> [TASK TO COMPLETE]: Reproduce everything from the start of the listing down to the line containing "The trough 165 is at (790, 318).", with both ends included.

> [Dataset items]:
>> START
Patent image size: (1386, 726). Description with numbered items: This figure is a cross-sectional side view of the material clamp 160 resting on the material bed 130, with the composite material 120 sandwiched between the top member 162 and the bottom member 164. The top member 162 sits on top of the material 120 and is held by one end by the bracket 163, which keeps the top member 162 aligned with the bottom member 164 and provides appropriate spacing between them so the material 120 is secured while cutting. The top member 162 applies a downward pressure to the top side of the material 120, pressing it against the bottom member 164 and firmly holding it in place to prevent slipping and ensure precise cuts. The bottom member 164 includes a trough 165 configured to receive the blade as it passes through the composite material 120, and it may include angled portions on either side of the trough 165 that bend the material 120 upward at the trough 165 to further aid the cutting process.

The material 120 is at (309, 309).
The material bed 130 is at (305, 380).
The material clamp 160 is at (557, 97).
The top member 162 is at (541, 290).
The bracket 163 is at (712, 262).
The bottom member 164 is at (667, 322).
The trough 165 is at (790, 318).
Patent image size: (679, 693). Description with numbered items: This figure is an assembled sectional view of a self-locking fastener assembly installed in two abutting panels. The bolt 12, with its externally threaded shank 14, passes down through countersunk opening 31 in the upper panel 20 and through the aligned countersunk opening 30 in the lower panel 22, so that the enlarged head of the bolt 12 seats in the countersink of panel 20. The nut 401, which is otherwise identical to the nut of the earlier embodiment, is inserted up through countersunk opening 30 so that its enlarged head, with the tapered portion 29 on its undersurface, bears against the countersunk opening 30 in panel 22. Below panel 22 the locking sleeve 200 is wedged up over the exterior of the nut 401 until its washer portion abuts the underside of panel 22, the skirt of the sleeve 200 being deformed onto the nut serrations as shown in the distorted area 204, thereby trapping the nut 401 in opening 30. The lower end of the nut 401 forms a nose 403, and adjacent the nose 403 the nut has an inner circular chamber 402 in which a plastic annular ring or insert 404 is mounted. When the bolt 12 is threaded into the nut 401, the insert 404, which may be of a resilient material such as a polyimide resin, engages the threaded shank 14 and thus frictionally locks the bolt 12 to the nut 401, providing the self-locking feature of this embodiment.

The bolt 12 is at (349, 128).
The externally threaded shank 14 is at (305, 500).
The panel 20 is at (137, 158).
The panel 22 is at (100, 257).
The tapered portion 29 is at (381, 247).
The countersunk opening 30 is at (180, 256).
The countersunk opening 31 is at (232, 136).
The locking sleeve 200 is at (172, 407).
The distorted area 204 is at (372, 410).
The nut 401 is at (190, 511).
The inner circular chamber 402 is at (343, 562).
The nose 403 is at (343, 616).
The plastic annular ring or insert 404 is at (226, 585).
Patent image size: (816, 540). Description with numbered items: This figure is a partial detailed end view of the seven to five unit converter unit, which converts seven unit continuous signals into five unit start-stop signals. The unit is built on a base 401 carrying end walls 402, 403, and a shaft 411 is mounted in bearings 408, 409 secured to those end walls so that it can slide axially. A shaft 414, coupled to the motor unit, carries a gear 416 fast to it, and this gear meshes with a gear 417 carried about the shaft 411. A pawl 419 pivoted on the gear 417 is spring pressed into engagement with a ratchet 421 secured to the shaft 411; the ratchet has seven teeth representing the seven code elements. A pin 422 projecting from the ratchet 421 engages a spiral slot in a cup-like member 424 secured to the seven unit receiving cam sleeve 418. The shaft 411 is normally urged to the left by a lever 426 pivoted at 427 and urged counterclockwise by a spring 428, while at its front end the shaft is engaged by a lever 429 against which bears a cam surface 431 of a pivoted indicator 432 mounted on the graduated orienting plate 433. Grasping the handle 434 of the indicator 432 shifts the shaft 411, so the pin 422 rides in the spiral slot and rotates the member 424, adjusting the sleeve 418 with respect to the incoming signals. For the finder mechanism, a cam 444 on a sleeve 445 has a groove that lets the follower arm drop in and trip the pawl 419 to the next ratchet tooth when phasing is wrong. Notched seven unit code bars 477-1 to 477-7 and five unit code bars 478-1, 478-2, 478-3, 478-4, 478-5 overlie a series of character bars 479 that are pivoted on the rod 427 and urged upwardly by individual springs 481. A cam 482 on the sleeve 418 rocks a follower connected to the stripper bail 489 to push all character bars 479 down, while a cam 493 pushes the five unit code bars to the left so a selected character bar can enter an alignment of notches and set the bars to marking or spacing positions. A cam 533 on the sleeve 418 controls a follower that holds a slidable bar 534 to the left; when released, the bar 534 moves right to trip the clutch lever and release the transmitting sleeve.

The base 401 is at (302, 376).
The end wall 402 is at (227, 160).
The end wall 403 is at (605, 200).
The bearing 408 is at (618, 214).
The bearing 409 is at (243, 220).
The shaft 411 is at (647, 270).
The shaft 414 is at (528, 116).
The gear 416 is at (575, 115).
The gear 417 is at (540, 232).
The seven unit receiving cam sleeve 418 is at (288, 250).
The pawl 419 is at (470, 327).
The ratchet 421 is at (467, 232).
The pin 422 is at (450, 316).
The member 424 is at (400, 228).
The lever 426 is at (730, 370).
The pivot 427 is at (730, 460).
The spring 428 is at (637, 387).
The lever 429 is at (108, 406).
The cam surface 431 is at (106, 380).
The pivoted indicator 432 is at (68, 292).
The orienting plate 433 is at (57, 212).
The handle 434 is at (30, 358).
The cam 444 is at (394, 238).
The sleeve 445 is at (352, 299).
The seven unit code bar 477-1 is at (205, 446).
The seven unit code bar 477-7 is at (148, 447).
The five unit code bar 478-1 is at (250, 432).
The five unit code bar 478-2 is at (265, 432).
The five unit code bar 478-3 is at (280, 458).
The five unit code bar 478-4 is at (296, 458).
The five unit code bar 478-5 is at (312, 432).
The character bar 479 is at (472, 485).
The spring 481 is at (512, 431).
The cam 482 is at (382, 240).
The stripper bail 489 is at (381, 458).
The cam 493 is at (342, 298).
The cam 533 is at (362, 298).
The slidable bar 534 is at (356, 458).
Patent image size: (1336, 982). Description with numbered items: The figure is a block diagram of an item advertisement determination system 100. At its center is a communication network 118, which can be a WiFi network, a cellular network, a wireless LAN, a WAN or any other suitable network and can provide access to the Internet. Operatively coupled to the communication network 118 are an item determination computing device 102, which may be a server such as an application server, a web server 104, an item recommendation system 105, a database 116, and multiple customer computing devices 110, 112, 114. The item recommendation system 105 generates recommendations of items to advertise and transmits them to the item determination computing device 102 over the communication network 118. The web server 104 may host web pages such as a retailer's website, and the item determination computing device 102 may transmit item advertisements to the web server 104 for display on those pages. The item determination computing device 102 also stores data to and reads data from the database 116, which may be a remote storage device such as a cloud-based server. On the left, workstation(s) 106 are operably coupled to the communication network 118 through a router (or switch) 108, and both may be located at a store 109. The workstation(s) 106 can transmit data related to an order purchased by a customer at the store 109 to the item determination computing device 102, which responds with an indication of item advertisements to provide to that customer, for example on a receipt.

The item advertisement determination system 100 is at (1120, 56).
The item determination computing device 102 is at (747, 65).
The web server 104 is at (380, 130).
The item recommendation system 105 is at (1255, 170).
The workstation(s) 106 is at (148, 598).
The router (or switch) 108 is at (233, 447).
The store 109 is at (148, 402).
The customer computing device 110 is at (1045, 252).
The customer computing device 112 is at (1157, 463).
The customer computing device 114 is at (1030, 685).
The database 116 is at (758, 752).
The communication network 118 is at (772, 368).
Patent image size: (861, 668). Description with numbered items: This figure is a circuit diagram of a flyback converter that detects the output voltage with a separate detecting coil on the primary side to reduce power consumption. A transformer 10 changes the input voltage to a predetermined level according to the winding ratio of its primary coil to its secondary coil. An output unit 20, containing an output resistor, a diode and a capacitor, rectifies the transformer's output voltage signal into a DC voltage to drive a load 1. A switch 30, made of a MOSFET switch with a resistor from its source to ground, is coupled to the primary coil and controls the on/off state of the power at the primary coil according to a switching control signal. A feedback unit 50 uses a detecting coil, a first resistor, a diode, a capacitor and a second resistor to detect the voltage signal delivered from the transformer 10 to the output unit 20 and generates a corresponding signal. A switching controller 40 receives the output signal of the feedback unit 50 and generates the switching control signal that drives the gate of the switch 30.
>> END
> [REPLY]:
Patent image size: (1386, 726). Description with numbered items: This figure is a cross-sectional side view of the material clamp 160 resting on the material bed 130, with the composite material 120 sandwiched between the top member 162 and the bottom member 164. The top member 162 sits on top of the material 120 and is held by one end by the bracket 163, which keeps the top member 162 aligned with the bottom member 164 and provides appropriate spacing between them so the material 120 is secured while cutting. The top member 162 applies a downward pressure to the top side of the material 120, pressing it against the bottom member 164 and firmly holding it in place to prevent slipping and ensure precise cuts. The bottom member 164 includes a trough 165 configured to receive the blade as it passes through the composite material 120, and it may include angled portions on either side of the trough 165 that bend the material 120 upward at the trough 165 to further aid the cutting process.

The material 120 is at (309, 309).
The material bed 130 is at (305, 380).
The material clamp 160 is at (557, 97).
The top member 162 is at (541, 290).
The bracket 163 is at (712, 262).
The bottom member 164 is at (667, 322).
The trough 165 is at (790, 318).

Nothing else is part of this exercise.